## EXERCISE REQUIREMENTS
Rewrite the material from the line containing "sidebar-item-logs[interactable]: Logs <box>0" to the line containing "customer-link[interactable]: Willam Hackett <box>489 242", including both, as a numbered list with any blank lines removed.

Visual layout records
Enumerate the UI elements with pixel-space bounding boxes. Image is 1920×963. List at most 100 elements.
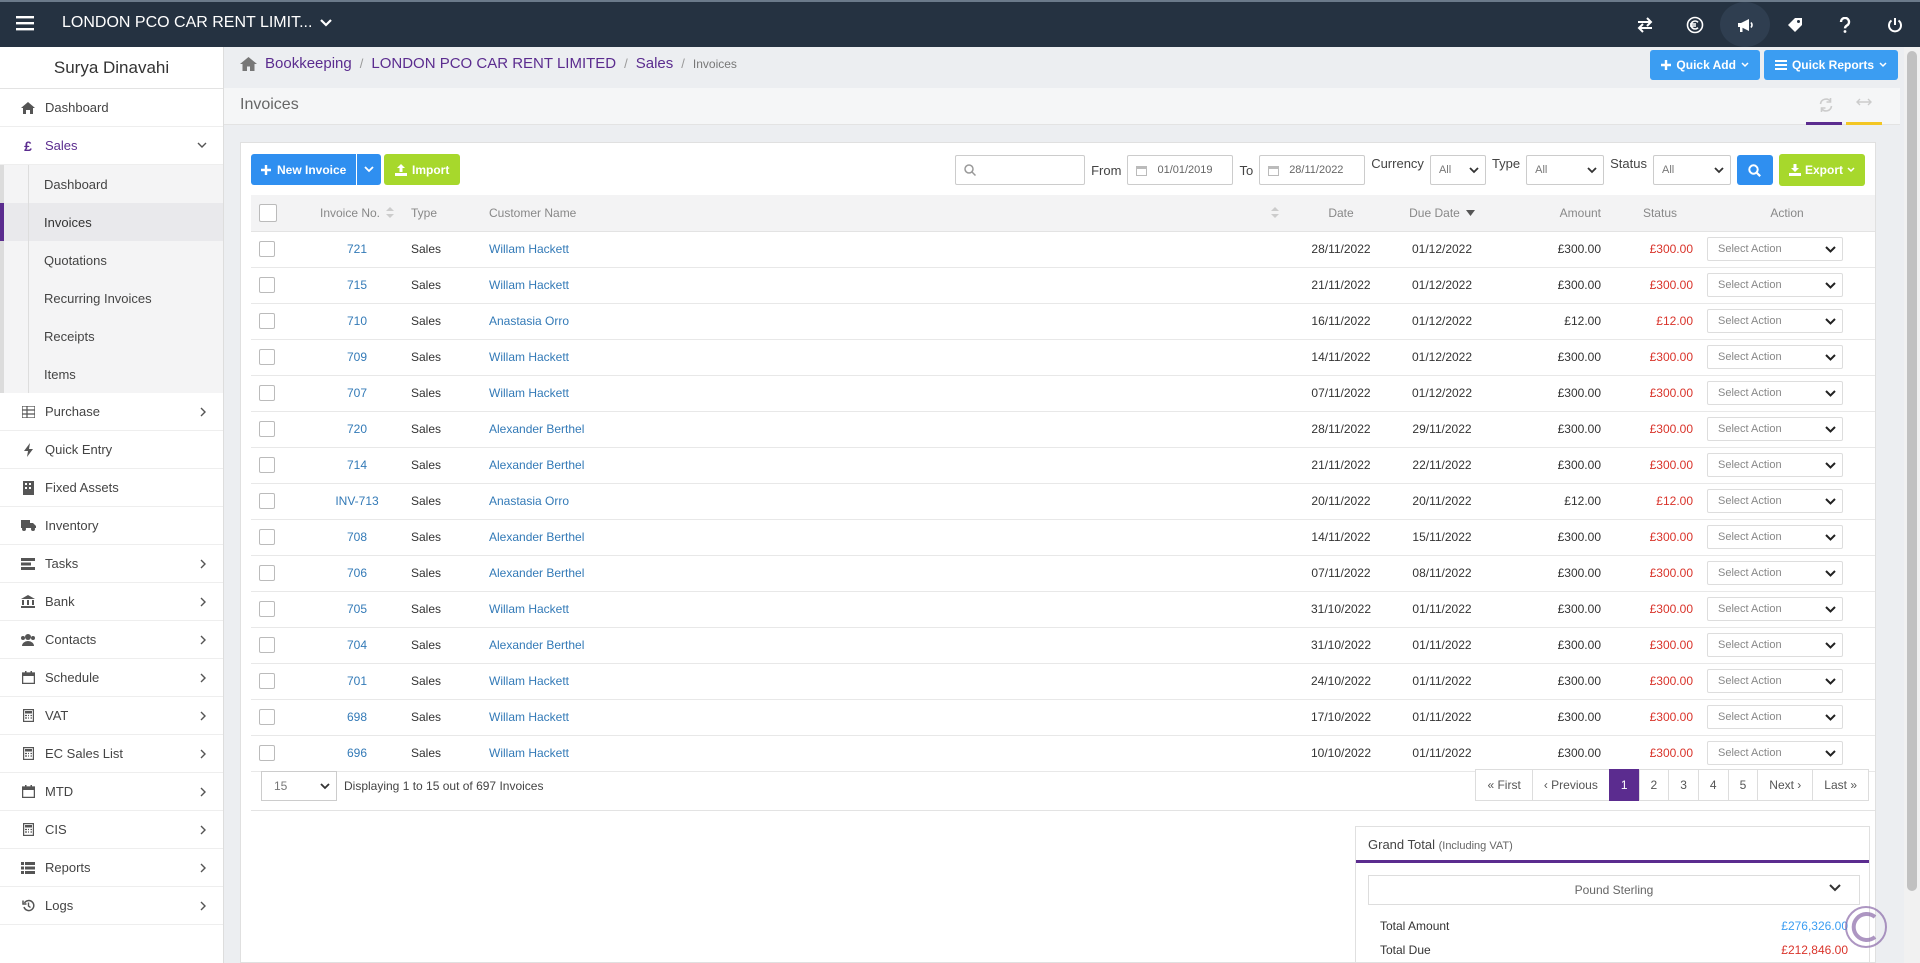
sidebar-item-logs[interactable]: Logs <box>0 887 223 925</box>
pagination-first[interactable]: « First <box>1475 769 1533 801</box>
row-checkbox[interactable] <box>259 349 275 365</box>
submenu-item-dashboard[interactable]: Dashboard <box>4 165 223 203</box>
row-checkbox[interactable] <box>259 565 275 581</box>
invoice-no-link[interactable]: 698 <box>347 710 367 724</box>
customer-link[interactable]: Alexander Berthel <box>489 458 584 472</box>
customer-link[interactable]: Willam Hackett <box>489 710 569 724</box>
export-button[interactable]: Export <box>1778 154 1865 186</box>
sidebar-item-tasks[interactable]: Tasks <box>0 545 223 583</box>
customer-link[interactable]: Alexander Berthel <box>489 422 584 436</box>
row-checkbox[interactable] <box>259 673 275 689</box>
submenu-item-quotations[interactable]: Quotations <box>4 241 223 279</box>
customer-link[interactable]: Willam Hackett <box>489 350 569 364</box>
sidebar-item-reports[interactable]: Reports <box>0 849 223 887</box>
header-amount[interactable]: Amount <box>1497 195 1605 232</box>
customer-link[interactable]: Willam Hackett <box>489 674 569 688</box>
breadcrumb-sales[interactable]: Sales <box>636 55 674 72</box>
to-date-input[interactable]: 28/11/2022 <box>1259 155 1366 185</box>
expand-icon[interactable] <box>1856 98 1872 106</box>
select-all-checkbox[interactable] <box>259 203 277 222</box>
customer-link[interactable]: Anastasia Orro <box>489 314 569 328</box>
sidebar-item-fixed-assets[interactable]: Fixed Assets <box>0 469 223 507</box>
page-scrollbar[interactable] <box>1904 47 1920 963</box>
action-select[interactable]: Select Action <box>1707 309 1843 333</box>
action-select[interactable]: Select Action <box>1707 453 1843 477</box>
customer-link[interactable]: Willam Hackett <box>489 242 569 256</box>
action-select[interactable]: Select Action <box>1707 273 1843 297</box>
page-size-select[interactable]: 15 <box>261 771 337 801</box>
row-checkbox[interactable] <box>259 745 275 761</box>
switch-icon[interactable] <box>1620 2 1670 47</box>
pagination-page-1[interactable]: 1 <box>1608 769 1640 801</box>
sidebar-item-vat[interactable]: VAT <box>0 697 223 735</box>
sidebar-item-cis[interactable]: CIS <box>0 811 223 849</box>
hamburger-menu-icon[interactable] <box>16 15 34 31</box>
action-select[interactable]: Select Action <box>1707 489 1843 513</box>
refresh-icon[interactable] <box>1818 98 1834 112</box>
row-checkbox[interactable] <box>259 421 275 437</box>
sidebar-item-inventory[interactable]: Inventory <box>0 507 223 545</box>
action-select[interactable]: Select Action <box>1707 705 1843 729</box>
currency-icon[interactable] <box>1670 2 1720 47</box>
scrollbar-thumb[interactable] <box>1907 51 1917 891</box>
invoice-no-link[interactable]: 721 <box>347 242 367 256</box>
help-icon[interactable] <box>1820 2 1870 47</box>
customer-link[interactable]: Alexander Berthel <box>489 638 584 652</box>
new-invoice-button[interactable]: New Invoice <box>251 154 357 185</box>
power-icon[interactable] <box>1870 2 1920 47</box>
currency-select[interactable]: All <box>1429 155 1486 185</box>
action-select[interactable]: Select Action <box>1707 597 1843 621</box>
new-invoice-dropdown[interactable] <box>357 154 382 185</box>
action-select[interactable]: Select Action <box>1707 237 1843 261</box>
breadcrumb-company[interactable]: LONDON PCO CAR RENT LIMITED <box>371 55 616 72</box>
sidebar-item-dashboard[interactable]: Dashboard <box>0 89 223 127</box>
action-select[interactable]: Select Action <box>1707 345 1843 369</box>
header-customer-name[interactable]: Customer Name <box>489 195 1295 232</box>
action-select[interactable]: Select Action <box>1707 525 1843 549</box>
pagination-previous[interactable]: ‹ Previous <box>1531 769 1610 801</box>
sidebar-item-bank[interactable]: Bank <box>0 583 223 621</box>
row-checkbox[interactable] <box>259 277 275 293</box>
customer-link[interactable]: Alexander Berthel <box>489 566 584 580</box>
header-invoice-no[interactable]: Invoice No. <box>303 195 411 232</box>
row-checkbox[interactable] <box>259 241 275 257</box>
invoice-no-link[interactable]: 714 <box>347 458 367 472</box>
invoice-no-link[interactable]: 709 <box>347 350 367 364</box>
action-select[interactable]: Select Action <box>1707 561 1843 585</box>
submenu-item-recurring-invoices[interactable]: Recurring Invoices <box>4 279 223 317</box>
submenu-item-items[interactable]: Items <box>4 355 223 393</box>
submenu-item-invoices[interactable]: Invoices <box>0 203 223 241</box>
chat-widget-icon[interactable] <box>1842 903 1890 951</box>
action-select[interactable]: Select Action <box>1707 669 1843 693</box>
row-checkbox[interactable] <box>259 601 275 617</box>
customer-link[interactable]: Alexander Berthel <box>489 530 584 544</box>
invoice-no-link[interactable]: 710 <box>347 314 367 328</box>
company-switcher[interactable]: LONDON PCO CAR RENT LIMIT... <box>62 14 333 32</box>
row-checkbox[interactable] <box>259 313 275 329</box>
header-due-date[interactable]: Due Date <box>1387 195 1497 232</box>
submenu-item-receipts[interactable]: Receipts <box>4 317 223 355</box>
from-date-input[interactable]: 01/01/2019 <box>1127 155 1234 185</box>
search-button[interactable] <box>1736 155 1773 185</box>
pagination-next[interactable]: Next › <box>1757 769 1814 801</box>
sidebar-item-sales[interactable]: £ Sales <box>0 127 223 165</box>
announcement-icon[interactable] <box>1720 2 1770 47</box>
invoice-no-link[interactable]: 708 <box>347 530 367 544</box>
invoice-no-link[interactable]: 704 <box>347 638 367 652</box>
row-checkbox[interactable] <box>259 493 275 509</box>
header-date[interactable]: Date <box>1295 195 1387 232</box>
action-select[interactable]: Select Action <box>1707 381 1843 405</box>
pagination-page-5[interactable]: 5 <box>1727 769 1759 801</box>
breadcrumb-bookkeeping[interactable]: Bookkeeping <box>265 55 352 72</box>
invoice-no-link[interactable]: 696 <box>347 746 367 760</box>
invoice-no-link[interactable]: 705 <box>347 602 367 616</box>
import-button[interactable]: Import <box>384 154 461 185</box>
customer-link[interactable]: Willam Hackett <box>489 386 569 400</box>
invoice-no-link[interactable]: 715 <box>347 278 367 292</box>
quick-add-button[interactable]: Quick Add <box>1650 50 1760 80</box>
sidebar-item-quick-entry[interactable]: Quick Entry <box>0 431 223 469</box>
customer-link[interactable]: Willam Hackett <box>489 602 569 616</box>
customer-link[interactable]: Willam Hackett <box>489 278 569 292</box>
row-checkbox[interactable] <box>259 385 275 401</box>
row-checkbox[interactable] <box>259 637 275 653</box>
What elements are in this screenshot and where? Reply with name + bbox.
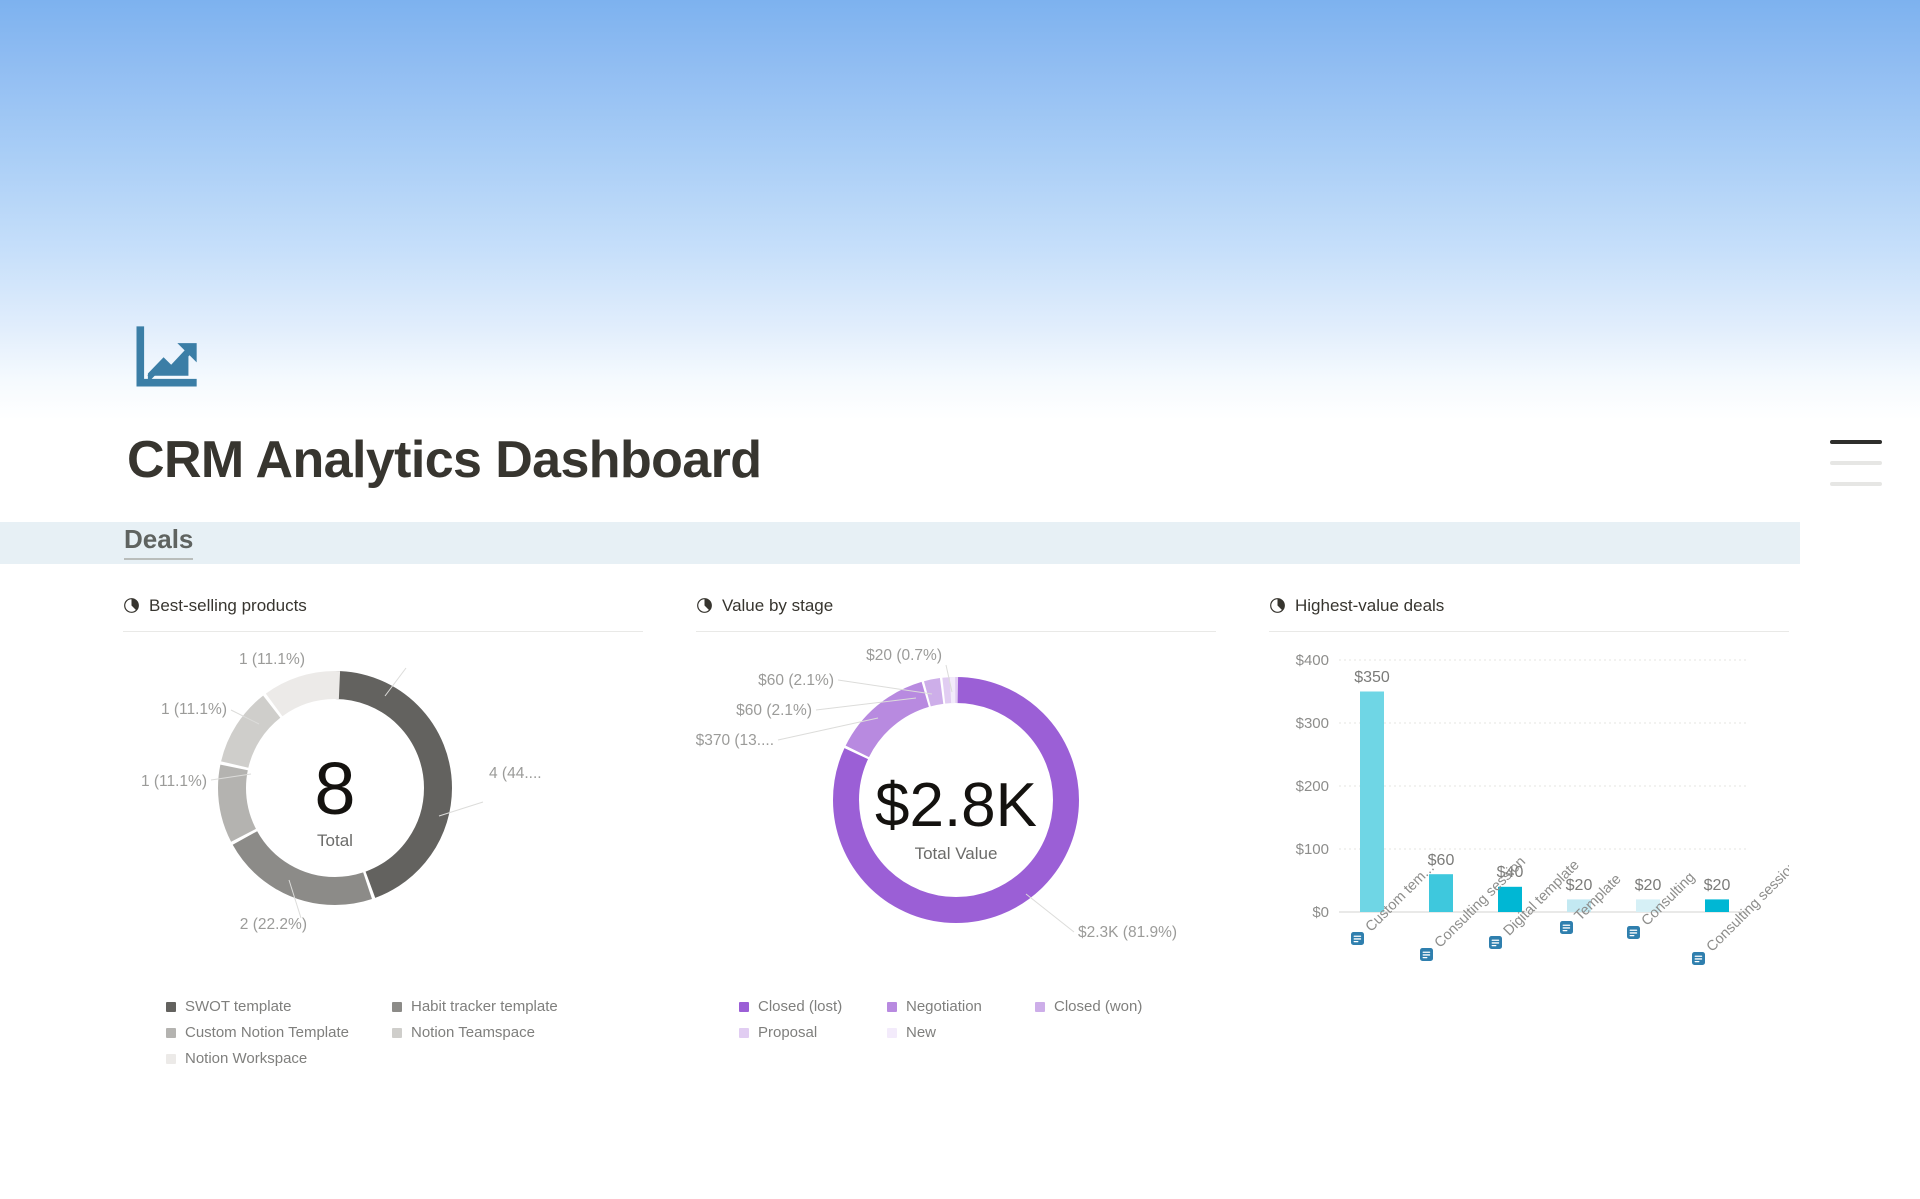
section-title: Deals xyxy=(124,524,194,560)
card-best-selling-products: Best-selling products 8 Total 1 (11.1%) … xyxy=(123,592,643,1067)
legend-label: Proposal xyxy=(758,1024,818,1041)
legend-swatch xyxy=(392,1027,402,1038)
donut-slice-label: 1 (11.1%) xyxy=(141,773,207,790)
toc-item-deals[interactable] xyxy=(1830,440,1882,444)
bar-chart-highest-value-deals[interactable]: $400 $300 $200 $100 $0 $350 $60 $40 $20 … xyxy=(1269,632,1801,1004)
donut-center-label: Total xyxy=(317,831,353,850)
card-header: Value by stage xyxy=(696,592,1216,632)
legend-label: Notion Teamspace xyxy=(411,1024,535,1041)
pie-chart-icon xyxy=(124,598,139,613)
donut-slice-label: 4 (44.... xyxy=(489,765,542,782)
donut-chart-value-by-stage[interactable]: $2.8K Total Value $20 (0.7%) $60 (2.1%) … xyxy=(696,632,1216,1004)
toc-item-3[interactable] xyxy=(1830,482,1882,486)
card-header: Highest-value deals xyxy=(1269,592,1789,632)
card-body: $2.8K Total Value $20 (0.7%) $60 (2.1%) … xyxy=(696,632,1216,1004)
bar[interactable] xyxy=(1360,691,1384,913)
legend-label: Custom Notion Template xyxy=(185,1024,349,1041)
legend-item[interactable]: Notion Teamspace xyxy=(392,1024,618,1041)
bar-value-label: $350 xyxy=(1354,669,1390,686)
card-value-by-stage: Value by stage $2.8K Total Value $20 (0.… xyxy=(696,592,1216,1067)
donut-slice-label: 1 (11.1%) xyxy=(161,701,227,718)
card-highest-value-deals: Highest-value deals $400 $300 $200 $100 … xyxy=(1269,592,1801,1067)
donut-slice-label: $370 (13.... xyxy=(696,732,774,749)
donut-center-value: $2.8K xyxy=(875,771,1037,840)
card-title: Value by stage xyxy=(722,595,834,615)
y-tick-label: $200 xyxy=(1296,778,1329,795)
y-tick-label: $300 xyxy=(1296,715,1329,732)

## FULL ANSWER
1. sidebar-item-logs[interactable]: Logs <box>0 887 223 925</box>
2. pagination-first[interactable]: « First <box>1475 769 1533 801</box>
3. row-checkbox[interactable] <box>259 349 275 365</box>
4. submenu-item-dashboard[interactable]: Dashboard <box>4 165 223 203</box>
5. row-checkbox[interactable] <box>259 565 275 581</box>
6. invoice-no-link[interactable]: 698 <box>347 710 367 724</box>
7. customer-link[interactable]: Alexander Berthel <box>489 458 584 472</box>
8. customer-link[interactable]: Willam Hackett <box>489 710 569 724</box>
9. export-button[interactable]: Export <box>1778 154 1865 186</box>
10. sidebar-item-tasks[interactable]: Tasks <box>0 545 223 583</box>
11. customer-link[interactable]: Alexander Berthel <box>489 422 584 436</box>
12. row-checkbox[interactable] <box>259 673 275 689</box>
13. submenu-item-quotations[interactable]: Quotations <box>4 241 223 279</box>
14. customer-link[interactable]: Willam Hackett <box>489 350 569 364</box>
15. sidebar-item-reports[interactable]: Reports <box>0 849 223 887</box>
16. header-amount[interactable]: Amount <box>1497 195 1605 232</box>
17. customer-link[interactable]: Willam Hackett <box>489 674 569 688</box>
18. breadcrumb-sales[interactable]: Sales <box>636 55 674 72</box>
19. to-date-input[interactable]: 28/11/2022 <box>1259 155 1366 185</box>
20. expand-icon[interactable] <box>1856 98 1872 106</box>
21. select-all-checkbox[interactable] <box>259 203 277 222</box>
22. customer-link[interactable]: Anastasia Orro <box>489 314 569 328</box>
23. sidebar-item-fixed-assets[interactable]: Fixed Assets <box>0 469 223 507</box>
24. page-scrollbar[interactable] <box>1904 47 1920 963</box>
25. action-select[interactable]: Select Action <box>1707 309 1843 333</box>
26. action-select[interactable]: Select Action <box>1707 453 1843 477</box>
27. customer-link[interactable]: Willam Hackett <box>489 242 569 256</box>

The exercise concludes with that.